:: Data provided ::
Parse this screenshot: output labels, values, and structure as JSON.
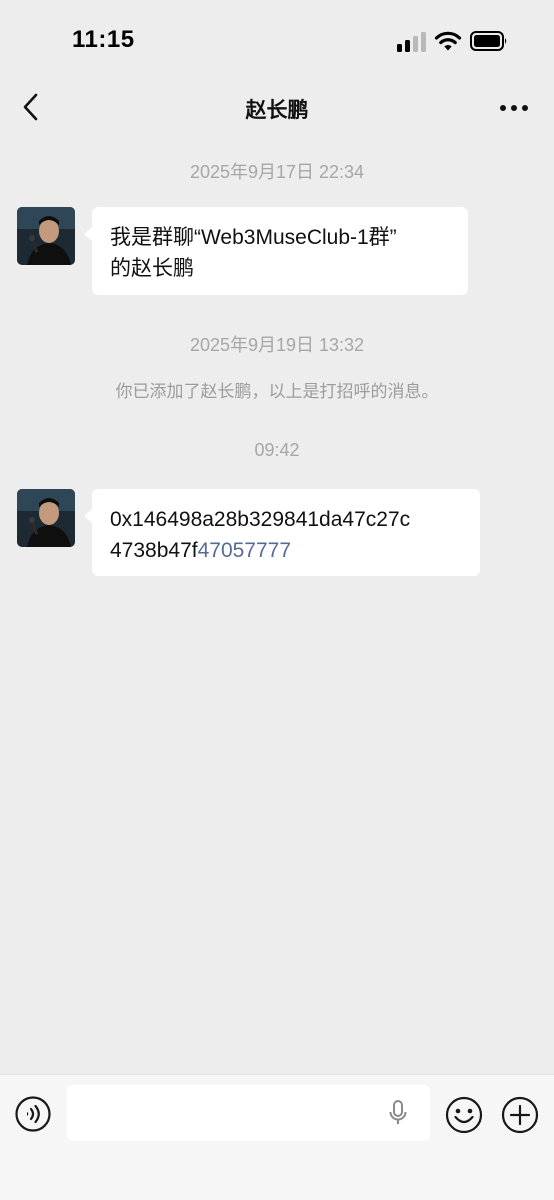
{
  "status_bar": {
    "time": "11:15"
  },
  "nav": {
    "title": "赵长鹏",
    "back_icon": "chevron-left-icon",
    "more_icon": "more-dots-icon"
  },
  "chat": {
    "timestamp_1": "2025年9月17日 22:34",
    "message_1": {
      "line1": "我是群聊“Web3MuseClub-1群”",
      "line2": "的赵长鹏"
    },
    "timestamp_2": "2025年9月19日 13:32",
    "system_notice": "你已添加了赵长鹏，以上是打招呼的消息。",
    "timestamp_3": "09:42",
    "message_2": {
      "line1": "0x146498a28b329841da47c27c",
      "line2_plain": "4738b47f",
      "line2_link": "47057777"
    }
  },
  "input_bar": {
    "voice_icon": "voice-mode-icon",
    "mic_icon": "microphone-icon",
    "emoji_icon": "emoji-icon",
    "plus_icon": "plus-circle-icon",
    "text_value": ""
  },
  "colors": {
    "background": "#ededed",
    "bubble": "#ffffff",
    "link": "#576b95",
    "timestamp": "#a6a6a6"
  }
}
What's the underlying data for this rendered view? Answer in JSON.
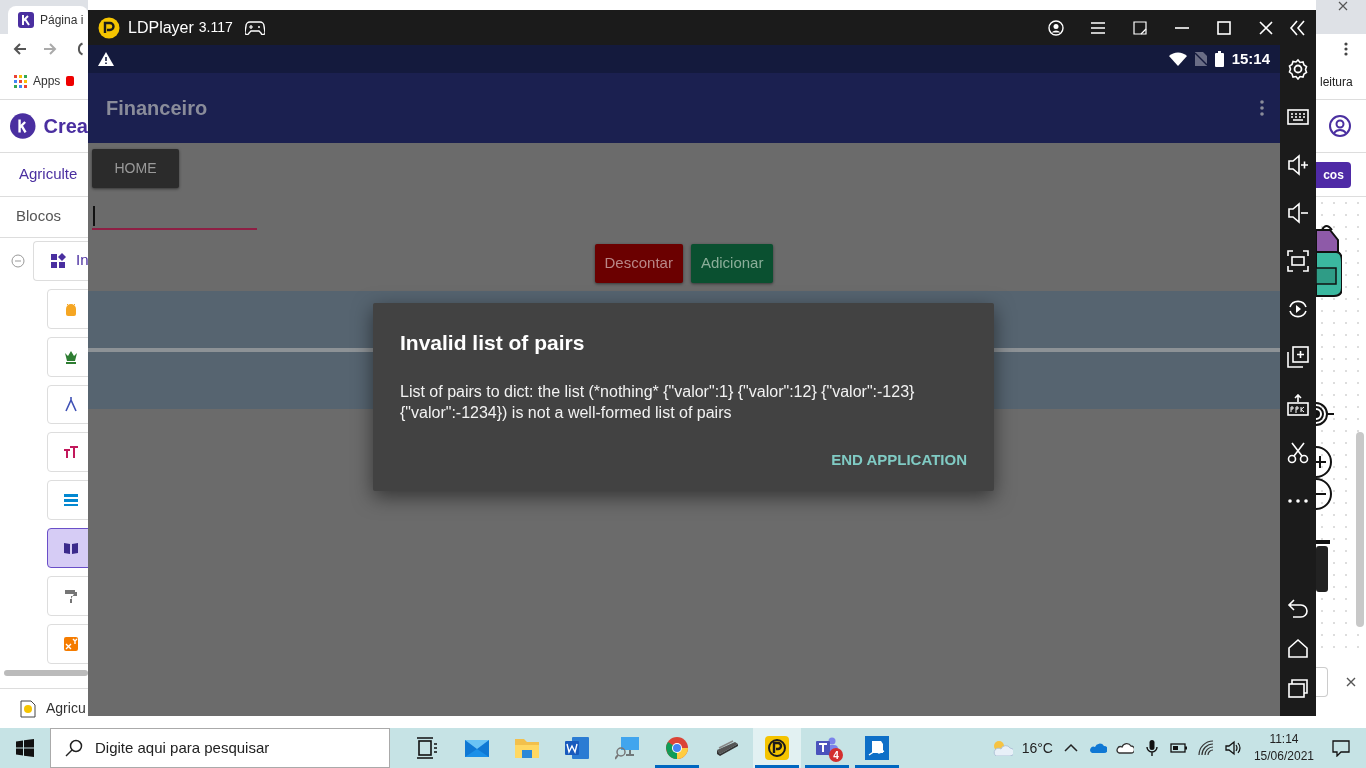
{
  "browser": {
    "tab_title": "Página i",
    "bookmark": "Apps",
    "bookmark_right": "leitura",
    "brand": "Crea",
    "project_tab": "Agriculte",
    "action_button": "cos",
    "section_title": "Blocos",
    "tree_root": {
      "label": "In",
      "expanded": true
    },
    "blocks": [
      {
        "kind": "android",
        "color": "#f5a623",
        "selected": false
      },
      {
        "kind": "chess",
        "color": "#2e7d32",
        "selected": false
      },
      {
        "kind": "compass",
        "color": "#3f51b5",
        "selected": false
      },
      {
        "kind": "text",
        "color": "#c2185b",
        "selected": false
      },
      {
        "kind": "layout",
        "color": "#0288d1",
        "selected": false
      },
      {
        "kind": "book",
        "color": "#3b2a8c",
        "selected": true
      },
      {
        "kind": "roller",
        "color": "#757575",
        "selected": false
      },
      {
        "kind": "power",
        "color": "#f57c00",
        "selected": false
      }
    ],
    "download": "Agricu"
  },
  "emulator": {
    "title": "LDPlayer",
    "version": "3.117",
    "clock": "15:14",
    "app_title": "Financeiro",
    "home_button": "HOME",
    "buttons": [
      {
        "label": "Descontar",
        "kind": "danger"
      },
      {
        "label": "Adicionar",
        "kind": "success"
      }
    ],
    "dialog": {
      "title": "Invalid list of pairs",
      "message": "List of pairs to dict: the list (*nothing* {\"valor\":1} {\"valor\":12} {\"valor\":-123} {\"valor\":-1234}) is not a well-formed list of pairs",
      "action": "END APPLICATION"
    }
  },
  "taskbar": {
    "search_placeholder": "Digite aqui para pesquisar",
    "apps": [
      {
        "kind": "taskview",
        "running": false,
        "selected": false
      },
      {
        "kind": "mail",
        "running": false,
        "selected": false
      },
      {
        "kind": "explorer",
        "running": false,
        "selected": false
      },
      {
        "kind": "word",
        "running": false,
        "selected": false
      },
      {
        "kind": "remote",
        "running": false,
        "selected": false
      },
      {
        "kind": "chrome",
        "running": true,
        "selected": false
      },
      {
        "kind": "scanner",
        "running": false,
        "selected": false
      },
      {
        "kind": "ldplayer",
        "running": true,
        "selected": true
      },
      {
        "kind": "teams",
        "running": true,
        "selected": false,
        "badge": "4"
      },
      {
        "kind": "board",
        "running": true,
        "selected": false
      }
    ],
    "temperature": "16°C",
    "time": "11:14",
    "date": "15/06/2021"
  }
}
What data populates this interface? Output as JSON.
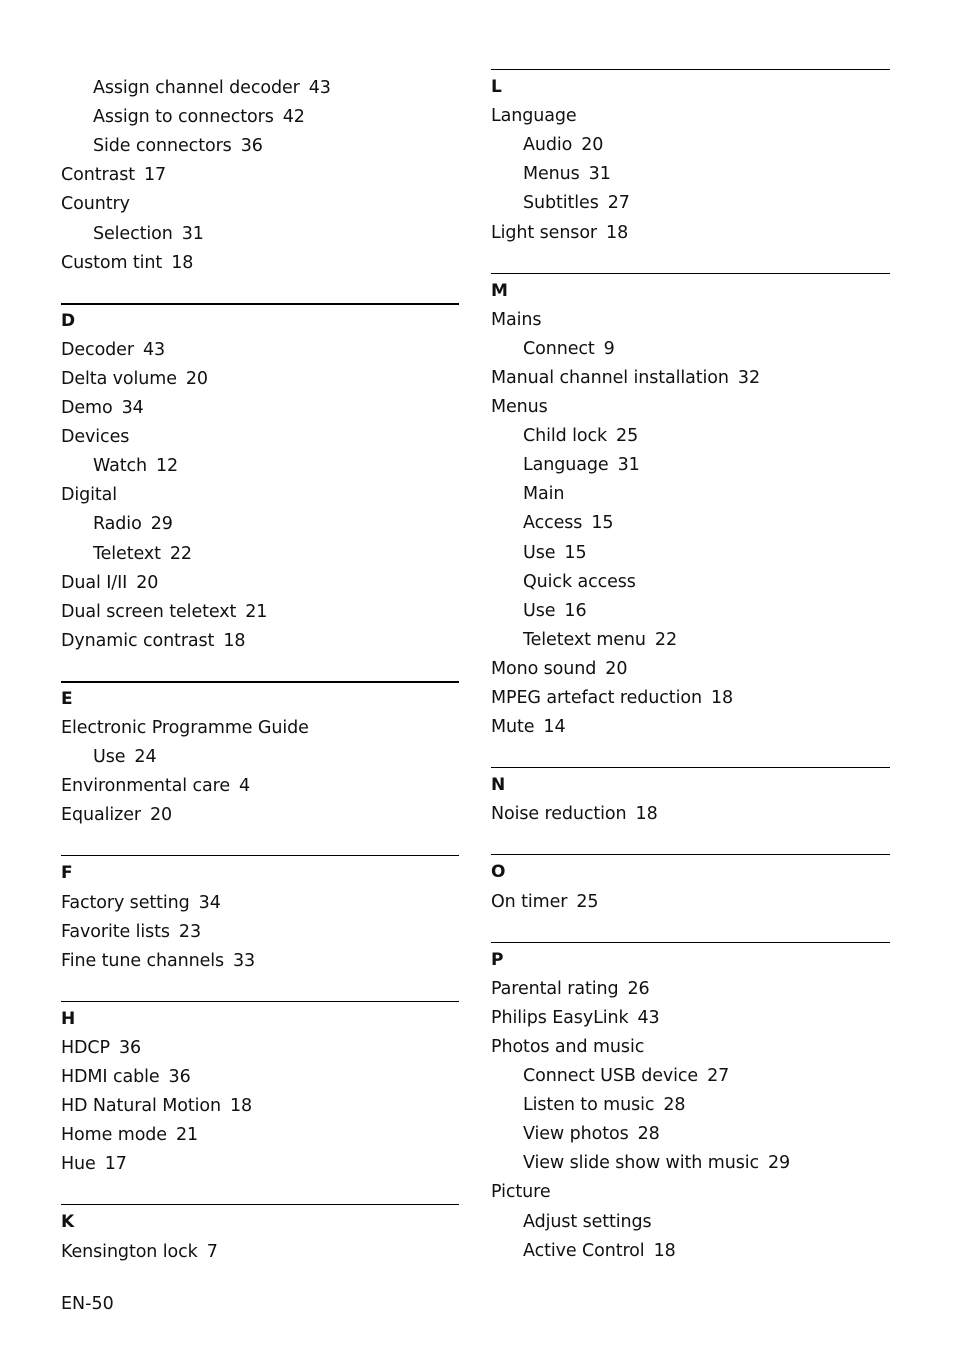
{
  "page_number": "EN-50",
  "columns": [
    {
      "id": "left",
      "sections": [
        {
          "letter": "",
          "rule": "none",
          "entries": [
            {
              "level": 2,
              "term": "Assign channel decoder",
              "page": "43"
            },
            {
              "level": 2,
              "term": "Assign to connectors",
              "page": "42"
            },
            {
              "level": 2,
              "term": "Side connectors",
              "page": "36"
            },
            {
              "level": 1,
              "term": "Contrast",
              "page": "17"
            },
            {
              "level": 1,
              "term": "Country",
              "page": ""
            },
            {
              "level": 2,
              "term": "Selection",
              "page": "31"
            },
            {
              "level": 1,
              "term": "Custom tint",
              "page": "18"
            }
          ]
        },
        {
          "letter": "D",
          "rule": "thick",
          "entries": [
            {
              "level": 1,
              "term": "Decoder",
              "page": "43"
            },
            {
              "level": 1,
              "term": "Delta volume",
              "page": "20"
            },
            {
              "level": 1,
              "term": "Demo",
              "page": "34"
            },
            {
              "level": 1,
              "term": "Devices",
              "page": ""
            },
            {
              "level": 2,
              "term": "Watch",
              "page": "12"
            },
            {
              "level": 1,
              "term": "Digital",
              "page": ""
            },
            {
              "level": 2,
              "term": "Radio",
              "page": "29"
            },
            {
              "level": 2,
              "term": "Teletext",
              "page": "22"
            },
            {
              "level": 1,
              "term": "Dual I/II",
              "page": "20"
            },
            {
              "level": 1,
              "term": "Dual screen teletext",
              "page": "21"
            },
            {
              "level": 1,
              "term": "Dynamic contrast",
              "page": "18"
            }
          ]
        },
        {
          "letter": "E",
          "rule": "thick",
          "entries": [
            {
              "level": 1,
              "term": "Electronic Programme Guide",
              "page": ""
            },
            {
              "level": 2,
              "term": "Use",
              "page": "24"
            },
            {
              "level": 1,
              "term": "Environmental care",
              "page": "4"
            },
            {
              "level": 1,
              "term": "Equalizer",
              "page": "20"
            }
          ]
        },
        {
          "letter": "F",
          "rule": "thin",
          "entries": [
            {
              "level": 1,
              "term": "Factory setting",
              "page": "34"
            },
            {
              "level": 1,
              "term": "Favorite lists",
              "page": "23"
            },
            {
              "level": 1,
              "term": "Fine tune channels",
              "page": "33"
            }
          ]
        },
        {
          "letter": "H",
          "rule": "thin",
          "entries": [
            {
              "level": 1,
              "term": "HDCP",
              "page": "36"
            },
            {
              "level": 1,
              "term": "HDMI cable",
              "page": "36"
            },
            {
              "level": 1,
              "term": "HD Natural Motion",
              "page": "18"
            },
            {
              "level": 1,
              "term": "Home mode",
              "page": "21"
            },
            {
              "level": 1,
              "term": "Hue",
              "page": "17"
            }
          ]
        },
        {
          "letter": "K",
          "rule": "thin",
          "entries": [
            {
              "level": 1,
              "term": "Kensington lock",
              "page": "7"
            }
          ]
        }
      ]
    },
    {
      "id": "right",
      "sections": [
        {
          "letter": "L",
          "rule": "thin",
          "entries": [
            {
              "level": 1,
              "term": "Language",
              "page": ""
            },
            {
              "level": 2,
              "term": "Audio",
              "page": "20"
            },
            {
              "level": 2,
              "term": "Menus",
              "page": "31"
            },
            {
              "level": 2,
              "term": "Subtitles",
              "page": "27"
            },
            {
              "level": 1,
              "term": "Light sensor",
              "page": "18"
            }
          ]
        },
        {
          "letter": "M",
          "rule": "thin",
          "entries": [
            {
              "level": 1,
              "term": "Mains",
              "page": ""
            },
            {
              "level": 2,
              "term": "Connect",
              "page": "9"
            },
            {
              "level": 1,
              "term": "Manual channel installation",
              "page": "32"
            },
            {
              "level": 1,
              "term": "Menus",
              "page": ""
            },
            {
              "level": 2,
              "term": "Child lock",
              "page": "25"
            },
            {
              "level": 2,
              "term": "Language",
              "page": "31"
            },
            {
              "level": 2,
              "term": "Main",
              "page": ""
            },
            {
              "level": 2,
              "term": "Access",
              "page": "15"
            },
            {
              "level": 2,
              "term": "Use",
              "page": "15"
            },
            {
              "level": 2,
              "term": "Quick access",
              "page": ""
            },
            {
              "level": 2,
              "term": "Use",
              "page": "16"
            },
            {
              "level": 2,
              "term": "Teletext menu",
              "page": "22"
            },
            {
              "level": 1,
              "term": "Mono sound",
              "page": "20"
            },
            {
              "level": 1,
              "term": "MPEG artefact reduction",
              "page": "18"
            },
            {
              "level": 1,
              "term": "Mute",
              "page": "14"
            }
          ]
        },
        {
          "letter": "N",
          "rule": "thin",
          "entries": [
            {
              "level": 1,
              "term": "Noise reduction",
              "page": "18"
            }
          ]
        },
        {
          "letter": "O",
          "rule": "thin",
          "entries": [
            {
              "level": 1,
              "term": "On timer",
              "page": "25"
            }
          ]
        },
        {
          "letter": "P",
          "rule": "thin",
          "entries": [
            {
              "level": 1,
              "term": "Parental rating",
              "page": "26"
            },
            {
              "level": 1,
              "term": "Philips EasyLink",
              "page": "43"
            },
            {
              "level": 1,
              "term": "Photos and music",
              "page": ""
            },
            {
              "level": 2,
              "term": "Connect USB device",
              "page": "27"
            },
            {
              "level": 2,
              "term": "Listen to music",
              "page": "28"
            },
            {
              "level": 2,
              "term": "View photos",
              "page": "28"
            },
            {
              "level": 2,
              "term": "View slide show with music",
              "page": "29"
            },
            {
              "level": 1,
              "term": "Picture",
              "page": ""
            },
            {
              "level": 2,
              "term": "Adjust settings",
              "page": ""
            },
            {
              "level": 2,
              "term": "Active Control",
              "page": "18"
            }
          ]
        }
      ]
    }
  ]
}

:: Task to carry out ::
Copy each line that holds the word "music".

:: Expected output ::
              "term": "Photos and music",
              "term": "Listen to music",
              "term": "View slide show with music",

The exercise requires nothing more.